WRITTEN PROBLEM A => In the records, copy out the lines starting with the one that contains "series-line-1wk-2wk (118, 341, 725, 393)" and ending after the one that contains "legend-swatch (664, 466, 701, 472)", including both.

For good and valuable consideration, the receipt and sufficiency of which are hereby acknowledged, the Company and the Depositary hereby agree as follows:
1.
Exchange of Old WPP ADSs for Restricted ADSs and Issuance of Restricted ADSs.  The Company instructs the Depositary, and the Depositary agrees upon the terms and subject to the terms set forth in this Letter Agreement, to (i) establish procedures to enable (w) the exchange by the persons listed on Exhibit A, Schedule I of their entitlements to Restricted Old WPP ADSs (which are evidenced by the unexchanged restricted American depositary receipts, CUSIP number 929C09300, that they continue to hold) for Restricted ADSs subject to the same restrictions as the Restricted Old WPP ADSs for which they are exchanged, (x) the transfer of the Restricted ADSs, (y) the removal of the transfer and other restrictions with respect to Restricted ADSs in order to create unrestricted ADSs, and (z) the withdrawal of the Shares, in each case upon the terms and conditions set forth in the Deposit Agreement as supplemented by the terms of this Letter Agreement, and (ii)  issue Restricted ADRs evidencing such Restricted ADSs and to deliver the Restricted ADRs, in each case upon the terms set forth in the Deposit Agreement as supplemented by this Letter Agreement.
 
 
-2-

 
 
2.
Depositary Procedures.  The Restricted ADSs shall not be fungible in any way with the ADSs (that are not Restricted ADSs) issued under the terms of the Deposit Agreement, nor shall the Restricted Shares be fungible in any way with the Shares (that are not Restricted Shares) deposited under the Deposit Agreement.  Every Restricted ADS issued upon the deposit of Restricted Shares under the Deposit Agreement as supplemented by this Letter Agreement shall be separately identified on the books of the Depositary and the Restricted Shares so deposited shall be held separate and distinct from all other Deposited Securities held under the terms of the Deposit Agreement that are not Restricted Securities.  The books of the Depositary shall identify the Restricted ADSs as restricted and shall contain stop transfer notations to that effect.  The Restricted ADSs shall be issued only (i) upon receipt by the Depositary of written instructions from the Company and (ii) in the form of Restricted ADR certificates which, if applicable, shall be affixed with restrictive legend(s) provided by the Company in writing in a form reasonably satisfactory to the Depositary setting forth, inter alia, the specific circumstances under which the Restricted ADRs and the Restricted ADSs evidenced thereby may be transferred or the Restricted Shares represented by such Restricted ADSs may be withdrawn upon presentation of such Restricted ADSs to the Depositary for cancellation.  The Restricted ADSs shall not be eligible for inclusion in any book-entry settlement system, including, without limitation, The Depository Trust Company (“DTC”).  Neither the Restricted Shares nor the Restricted ADSs shall be eligible for any Pre-Release Transaction described in Section 5.10 of the Deposit Agreement.

WRITTEN PROBLEM B =>
Decide whether each statement agrees with the letter agreement excerpt. Answer yes or no for each, and quote the deciding words exactly.
(i) Restricted ADSs may be placed in a book-entry settlement system such as DTC.
(ii) Restricted ADSs are to be issued only after the Depositary receives written instructions from the Company.
(iii) The unexchanged restricted American depositary receipts carry CUSIP number 929C09300.

EXERCISE INPUTS =>
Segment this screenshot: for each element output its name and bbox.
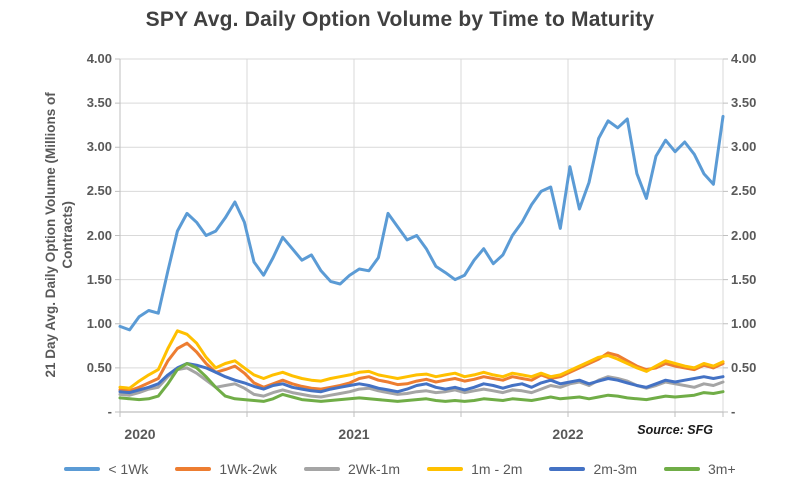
series-line-1wk-2wk (118, 341, 725, 393)
series-line-3m- (118, 362, 725, 403)
y-tick-label-right: - (731, 404, 736, 419)
series-line-1m-2m (118, 329, 725, 390)
legend-label: 3m+ (708, 461, 736, 477)
x-year-label: 2022 (552, 426, 584, 442)
legend-label: 2m-3m (593, 461, 638, 477)
source-note: Source: SFG (637, 423, 713, 437)
y-tick-label-right: 3.00 (731, 139, 757, 155)
x-year-label: 2020 (124, 426, 156, 442)
legend-swatch (175, 466, 212, 472)
y-tick-label-left: 3.00 (86, 139, 112, 155)
y-tick-label-left: - (107, 404, 112, 419)
y-tick-label-right: 2.50 (731, 183, 757, 199)
x-year-label: 2021 (338, 426, 370, 442)
legend-label: 1m - 2m (471, 461, 523, 477)
series-line-2wk-1m (118, 366, 725, 399)
legend-item-1wk-2wk: 1Wk-2wk (175, 461, 277, 477)
legend-label: 2Wk-1m (347, 461, 401, 477)
y-tick-label-left: 1.50 (86, 271, 112, 287)
legend-item-2wk-1m: 2Wk-1m (303, 461, 401, 477)
y-tick-label-left: 4.00 (86, 51, 112, 66)
y-tick-label-left: 3.50 (86, 95, 112, 111)
y-tick-label-right: 0.50 (731, 359, 757, 375)
y-tick-label-right: 1.50 (731, 271, 757, 287)
y-tick-label-left: 2.50 (86, 183, 112, 199)
y-tick-label-left: 2.00 (86, 227, 112, 243)
chart-title: SPY Avg. Daily Option Volume by Time to … (145, 8, 655, 31)
y-tick-label-left: 0.50 (86, 359, 112, 375)
y-tick-label-right: 4.00 (731, 51, 757, 66)
y-tick-label-right: 2.00 (731, 227, 757, 243)
legend-swatch (664, 466, 701, 472)
legend-item-2m-3m: 2m-3m (549, 461, 637, 477)
legend: < 1Wk 1Wk-2wk 2Wk-1m 1m - 2m 2m-3m 3m+ (0, 461, 800, 477)
legend-swatch (64, 466, 101, 472)
legend-swatch (427, 466, 464, 472)
y-tick-label-left: 1.00 (86, 315, 112, 331)
legend-swatch (303, 466, 340, 472)
y-tick-label-right: 3.50 (731, 95, 757, 111)
legend-label: 1Wk-2wk (219, 461, 277, 477)
series-line--1wk (118, 114, 725, 332)
y-tick-label-right: 1.00 (731, 315, 757, 331)
legend-item--1wk: < 1Wk (64, 461, 148, 477)
series-line-2m-3m (118, 362, 725, 395)
legend-label: < 1Wk (108, 461, 149, 477)
legend-item-1m-2m: 1m - 2m (427, 461, 522, 477)
legend-item-3m-: 3m+ (664, 461, 736, 477)
legend-swatch (549, 466, 586, 472)
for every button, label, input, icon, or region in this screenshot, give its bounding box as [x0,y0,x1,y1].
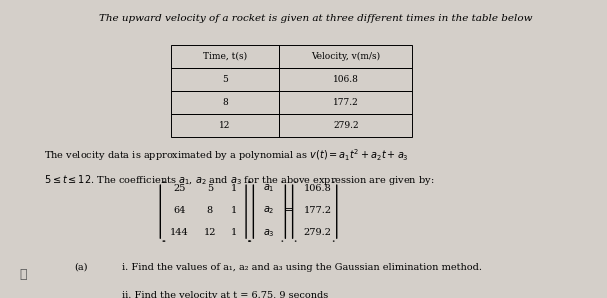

RESPONSE A =>
series-line-1wk-2wk (118, 341, 725, 393)
series-line-3m- (118, 362, 725, 403)
y-tick-label-right: - (731, 404, 736, 419)
series-line-1m-2m (118, 329, 725, 390)
legend-label: 3m+ (708, 461, 736, 477)
x-year-label: 2022 (552, 426, 584, 442)
legend-label: 2m-3m (593, 461, 638, 477)
source-note: Source: SFG (637, 423, 713, 437)
y-tick-label-right: 3.00 (731, 139, 757, 155)
x-year-label: 2020 (124, 426, 156, 442)
legend-swatch (175, 466, 212, 472)
y-tick-label-left: 3.00 (86, 139, 112, 155)
y-tick-label-left: - (107, 404, 112, 419)
y-tick-label-right: 2.50 (731, 183, 757, 199)
x-year-label: 2021 (338, 426, 370, 442)
legend-label: 1m - 2m (471, 461, 523, 477)
series-line-2wk-1m (118, 366, 725, 399)
legend-item-1wk-2wk: 1Wk-2wk (175, 461, 277, 477)
legend-label: 2Wk-1m (347, 461, 401, 477)
y-tick-label-left: 1.50 (86, 271, 112, 287)
legend-item-2wk-1m: 2Wk-1m (303, 461, 401, 477)
y-tick-label-left: 4.00 (86, 51, 112, 66)
y-tick-label-left: 3.50 (86, 95, 112, 111)
y-tick-label-right: 0.50 (731, 359, 757, 375)
y-tick-label-right: 1.50 (731, 271, 757, 287)
y-tick-label-left: 2.50 (86, 183, 112, 199)
y-tick-label-left: 2.00 (86, 227, 112, 243)
chart-title: SPY Avg. Daily Option Volume by Time to … (145, 8, 655, 31)
y-tick-label-left: 0.50 (86, 359, 112, 375)
y-tick-label-right: 4.00 (731, 51, 757, 66)
y-tick-label-right: 2.00 (731, 227, 757, 243)
legend-swatch (664, 466, 701, 472)

RESPONSE B =>
(i) No: "The Restricted ADSs shall not be eligible for inclusion in any book-entry settlement system, including, without limitation, The Depository Trust Company (“DTC”)."
(ii) Yes: "The Restricted ADSs shall be issued only (i) upon receipt by the Depositary of written instructions from the Company"
(iii) Yes: "the unexchanged restricted American depositary receipts, CUSIP number 929C09300"